──────── QUOTED TEXT ────────

A Simple Guide to Data Wrangling with the `tidyverse`

Set up

As always, load the package first

# install.packages("tidyverse")
library(tidyverse)

The tidyverse is a collection of the following packages:

tidyverse_packages()

##  [1] "broom"         "cli"           "crayon"        "dbplyr"       
##  [5] "dplyr"         "dtplyr"        "forcats"       "googledrive"  
##  [9] "googlesheets4" "ggplot2"       "haven"         "hms"          
## [13] "httr"          "jsonlite"      "lubridate"     "magrittr"     
## [17] "modelr"        "pillar"        "purrr"         "readr"        
## [21] "readxl"        "reprex"        "rlang"         "rstudioapi"   
## [25] "rvest"         "stringr"       "tibble"        "tidyr"        
## [29] "xml2"          "tidyverse"

Learn more: https://www.tidyverse.org/packages

Tibbles

“Modern data frames”
Full definition: https://tibble.tidyverse.org
Creating a tibble

Example: Population (mil. people) and land area (mil. of $km^2$) of North American countries

“Column-wise” creation (similar to old data.frame())

country <- tibble(
  country = c("usa", "canada", "mexico"),
  population = c(331.00, 37.74, 128.93),
  area = c(9.09, 9.15, 1.94)
)

country

country	population	area
usa	331.00	9.09
canada	37.74	9.15
mexico	128.93	1.94

“Row-wise” creation

country <- tribble(
  ~country, ~population, ~area,
  "usa", 331.00, 9.09,
  "canada", 37.74, 9.15,
  "mexico", 128.93, 1.94
)

country

country	population	area
usa	331.00	9.09
canada	37.74	9.15
mexico	128.93	1.94

If you have data to import, use read_csv() (for comma-delimited files) which stores the data as a tibble. read.csv() in base gives a data.frame object instead.

read_csv("your_file_path/data_file_name.csv")

──────── MATERIAL ────────

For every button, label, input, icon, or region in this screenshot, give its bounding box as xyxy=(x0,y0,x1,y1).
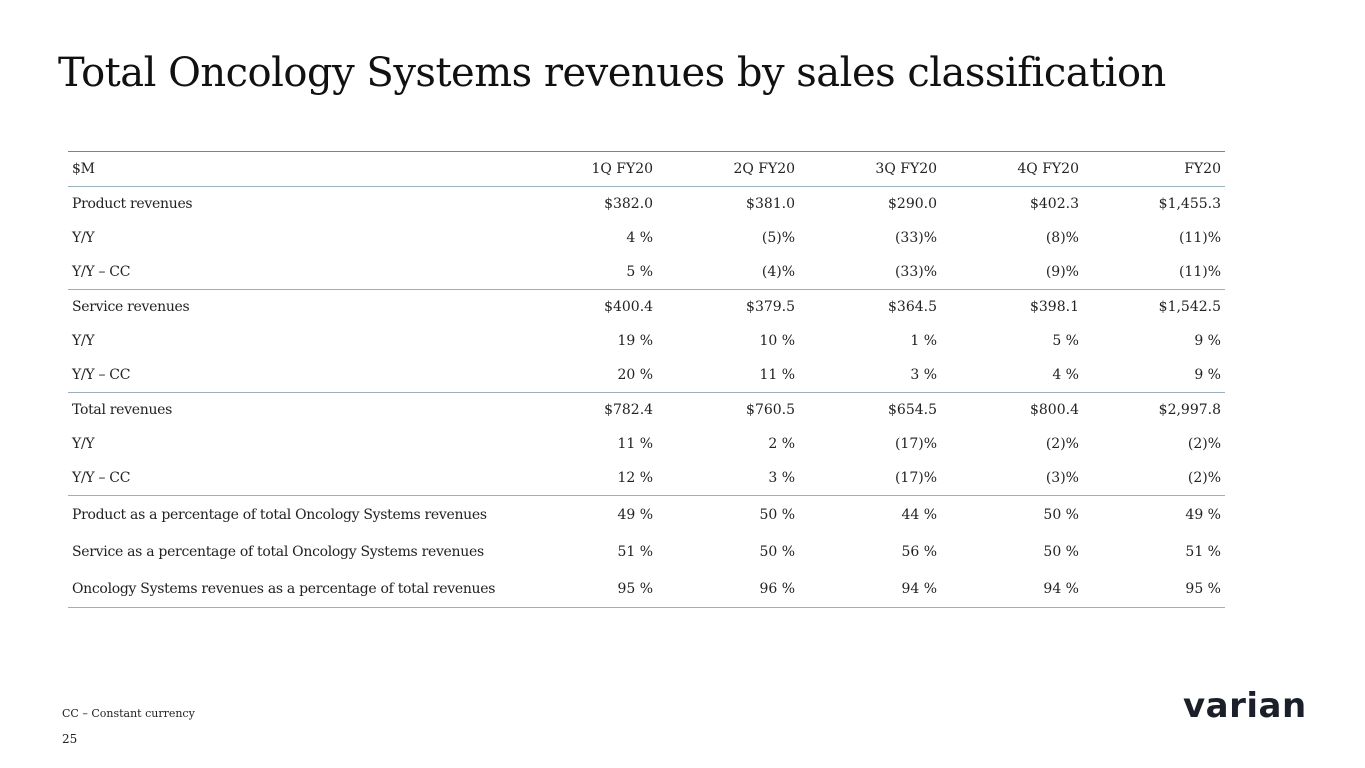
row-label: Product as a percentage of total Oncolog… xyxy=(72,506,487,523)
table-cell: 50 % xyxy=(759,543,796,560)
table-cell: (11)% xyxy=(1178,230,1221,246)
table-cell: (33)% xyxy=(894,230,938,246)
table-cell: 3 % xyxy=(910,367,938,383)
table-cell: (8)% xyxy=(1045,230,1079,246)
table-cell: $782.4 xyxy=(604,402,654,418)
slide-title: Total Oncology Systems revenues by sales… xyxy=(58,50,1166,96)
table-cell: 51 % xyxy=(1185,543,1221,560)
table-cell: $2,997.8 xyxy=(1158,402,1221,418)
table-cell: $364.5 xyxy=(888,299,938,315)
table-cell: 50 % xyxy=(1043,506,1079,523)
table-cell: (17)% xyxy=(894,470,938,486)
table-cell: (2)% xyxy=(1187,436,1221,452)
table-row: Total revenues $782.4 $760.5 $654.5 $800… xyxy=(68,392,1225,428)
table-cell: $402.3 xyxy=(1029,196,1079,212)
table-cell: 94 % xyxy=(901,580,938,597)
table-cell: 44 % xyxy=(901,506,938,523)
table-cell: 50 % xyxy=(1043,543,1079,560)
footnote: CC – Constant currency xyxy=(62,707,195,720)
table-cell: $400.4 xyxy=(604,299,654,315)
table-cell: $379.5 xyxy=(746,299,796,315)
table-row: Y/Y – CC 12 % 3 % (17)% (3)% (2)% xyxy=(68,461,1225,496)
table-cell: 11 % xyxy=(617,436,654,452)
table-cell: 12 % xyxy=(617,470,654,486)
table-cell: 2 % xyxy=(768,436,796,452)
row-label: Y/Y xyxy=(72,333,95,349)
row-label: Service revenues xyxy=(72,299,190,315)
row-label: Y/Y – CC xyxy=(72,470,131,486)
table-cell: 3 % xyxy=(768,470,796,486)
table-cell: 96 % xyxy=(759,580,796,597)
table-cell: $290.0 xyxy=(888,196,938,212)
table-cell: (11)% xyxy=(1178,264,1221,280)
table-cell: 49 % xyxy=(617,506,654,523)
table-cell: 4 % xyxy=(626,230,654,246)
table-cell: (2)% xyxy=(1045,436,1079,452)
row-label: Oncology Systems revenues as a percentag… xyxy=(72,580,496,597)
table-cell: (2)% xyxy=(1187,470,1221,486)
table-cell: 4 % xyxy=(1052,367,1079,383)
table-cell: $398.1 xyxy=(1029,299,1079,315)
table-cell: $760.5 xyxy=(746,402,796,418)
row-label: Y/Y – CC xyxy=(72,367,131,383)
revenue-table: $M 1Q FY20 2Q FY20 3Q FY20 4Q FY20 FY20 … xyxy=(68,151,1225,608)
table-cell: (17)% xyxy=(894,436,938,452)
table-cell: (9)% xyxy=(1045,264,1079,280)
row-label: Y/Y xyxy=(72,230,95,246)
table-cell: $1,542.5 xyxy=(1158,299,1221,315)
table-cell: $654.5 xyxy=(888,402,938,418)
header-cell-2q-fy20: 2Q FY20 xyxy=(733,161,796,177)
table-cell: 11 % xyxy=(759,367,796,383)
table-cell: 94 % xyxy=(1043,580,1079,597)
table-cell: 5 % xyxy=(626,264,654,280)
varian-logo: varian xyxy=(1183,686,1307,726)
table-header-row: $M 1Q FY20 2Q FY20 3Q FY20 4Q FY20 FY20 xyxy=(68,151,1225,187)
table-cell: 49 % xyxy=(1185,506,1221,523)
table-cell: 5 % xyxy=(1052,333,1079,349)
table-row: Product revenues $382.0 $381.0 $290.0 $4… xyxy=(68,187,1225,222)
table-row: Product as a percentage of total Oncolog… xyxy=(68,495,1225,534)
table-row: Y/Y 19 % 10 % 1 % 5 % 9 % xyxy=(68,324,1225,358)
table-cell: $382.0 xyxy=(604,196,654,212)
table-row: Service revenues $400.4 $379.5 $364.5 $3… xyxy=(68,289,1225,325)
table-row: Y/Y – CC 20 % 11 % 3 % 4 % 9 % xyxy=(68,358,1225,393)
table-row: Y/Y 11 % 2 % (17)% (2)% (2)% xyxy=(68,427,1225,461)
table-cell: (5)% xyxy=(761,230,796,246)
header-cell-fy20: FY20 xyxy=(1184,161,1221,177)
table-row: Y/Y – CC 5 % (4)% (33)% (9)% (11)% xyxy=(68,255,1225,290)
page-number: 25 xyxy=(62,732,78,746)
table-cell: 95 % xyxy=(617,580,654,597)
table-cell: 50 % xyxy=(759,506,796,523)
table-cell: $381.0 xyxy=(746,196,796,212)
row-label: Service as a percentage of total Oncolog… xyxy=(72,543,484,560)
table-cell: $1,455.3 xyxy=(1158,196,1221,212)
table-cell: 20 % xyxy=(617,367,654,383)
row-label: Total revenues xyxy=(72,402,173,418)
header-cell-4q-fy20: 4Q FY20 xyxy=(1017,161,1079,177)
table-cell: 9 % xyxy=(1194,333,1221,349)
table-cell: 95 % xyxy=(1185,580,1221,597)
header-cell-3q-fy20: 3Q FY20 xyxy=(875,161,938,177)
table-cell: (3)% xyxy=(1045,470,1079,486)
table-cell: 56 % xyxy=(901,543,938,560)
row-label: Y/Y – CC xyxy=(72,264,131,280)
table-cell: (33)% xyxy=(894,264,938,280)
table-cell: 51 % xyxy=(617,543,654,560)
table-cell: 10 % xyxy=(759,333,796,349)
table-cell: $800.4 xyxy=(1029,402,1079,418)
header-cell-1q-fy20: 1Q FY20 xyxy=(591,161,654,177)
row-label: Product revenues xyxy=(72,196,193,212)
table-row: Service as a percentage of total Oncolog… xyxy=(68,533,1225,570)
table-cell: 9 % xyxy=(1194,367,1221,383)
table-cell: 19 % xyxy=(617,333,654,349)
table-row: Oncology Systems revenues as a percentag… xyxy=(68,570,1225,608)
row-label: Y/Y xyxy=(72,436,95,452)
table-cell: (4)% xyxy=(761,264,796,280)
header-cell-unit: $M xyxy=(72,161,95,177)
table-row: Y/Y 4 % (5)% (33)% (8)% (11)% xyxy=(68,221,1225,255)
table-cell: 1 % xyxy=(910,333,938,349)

────────
──────── MATERIAL ────────

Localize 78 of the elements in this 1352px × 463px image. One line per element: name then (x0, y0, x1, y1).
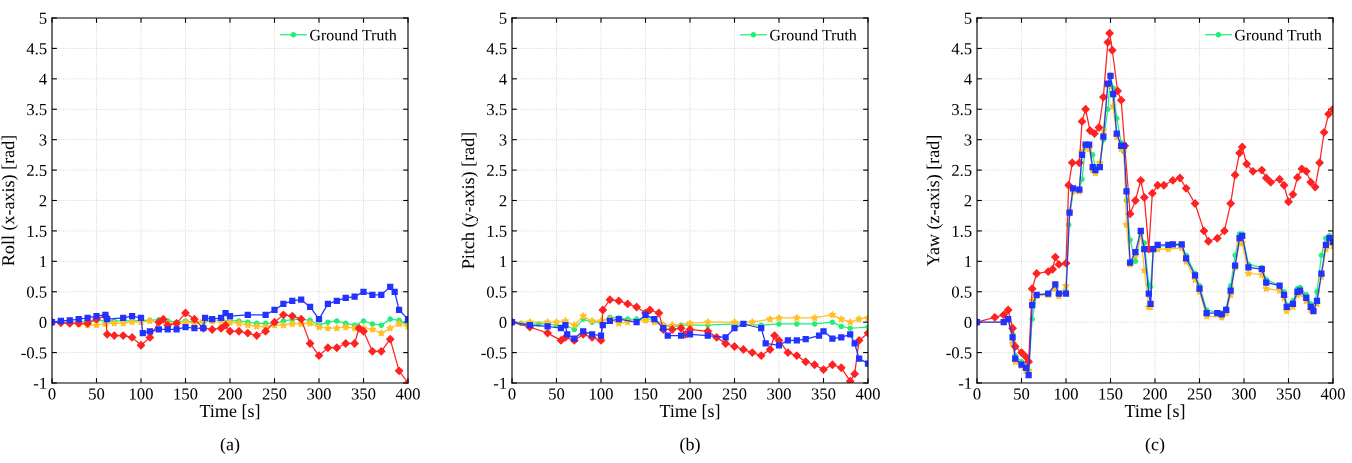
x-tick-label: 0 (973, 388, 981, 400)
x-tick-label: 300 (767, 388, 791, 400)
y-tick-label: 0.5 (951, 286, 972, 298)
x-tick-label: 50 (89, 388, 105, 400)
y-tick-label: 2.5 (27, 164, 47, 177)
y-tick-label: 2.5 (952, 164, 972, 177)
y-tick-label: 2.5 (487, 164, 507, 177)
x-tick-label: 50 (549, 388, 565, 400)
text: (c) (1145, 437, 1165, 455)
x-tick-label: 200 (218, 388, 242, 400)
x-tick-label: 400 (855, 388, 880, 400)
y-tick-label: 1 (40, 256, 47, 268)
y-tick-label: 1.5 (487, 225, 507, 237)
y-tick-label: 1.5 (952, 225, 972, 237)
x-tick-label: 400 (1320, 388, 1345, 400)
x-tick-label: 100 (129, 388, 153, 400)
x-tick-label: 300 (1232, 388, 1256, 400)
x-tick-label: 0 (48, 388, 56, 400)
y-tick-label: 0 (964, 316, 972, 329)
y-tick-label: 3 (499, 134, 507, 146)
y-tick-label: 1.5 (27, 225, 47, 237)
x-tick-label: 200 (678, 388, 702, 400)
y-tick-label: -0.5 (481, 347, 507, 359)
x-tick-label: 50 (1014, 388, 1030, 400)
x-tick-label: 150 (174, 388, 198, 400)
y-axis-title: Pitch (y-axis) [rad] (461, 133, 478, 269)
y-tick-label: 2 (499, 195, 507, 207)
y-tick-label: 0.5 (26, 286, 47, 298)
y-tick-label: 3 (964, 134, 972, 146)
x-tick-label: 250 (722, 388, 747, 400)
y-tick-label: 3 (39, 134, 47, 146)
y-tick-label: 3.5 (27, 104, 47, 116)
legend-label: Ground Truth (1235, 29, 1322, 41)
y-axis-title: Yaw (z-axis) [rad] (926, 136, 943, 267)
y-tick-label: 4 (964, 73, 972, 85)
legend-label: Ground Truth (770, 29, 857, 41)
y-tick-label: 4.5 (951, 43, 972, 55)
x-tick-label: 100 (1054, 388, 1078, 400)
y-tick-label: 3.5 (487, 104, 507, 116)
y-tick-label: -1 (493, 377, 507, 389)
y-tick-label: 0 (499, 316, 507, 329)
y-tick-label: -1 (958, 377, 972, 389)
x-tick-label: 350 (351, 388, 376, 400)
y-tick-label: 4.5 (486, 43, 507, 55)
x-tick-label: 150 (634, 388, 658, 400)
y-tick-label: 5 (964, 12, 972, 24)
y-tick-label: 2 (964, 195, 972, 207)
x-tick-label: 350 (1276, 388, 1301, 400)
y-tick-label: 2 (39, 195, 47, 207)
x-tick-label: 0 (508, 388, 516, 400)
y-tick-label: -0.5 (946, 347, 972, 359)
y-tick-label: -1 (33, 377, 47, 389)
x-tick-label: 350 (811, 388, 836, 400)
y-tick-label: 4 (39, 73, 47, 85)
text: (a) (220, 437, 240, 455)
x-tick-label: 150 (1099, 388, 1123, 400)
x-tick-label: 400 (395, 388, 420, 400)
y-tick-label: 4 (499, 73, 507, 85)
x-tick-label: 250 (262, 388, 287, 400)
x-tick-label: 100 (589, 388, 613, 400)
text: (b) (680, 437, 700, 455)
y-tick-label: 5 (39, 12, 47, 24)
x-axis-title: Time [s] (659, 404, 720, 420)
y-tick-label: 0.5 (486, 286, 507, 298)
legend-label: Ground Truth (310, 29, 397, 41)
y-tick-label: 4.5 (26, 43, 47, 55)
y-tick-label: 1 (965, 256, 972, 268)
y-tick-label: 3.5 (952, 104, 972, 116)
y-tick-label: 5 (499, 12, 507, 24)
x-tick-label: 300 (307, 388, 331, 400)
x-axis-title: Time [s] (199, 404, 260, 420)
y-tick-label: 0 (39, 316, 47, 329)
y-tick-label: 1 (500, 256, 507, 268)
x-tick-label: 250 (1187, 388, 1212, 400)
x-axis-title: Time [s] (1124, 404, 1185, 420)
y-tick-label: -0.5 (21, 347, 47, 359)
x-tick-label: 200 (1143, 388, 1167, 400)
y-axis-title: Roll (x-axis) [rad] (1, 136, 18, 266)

────────

-- EXERCISE TASK --
Retype the section of the tidyverse guide that begins with the words containing "If you have" and ends with "data.frame object instead.", changing nothing. The material is separate from the tidyverse guide.

-- ANSWER TO THIS PROBLEM --
If you have data to import, use read_csv() (for comma-delimited files) which stores the data as a tibble. read.csv() in base gives a data.frame object instead.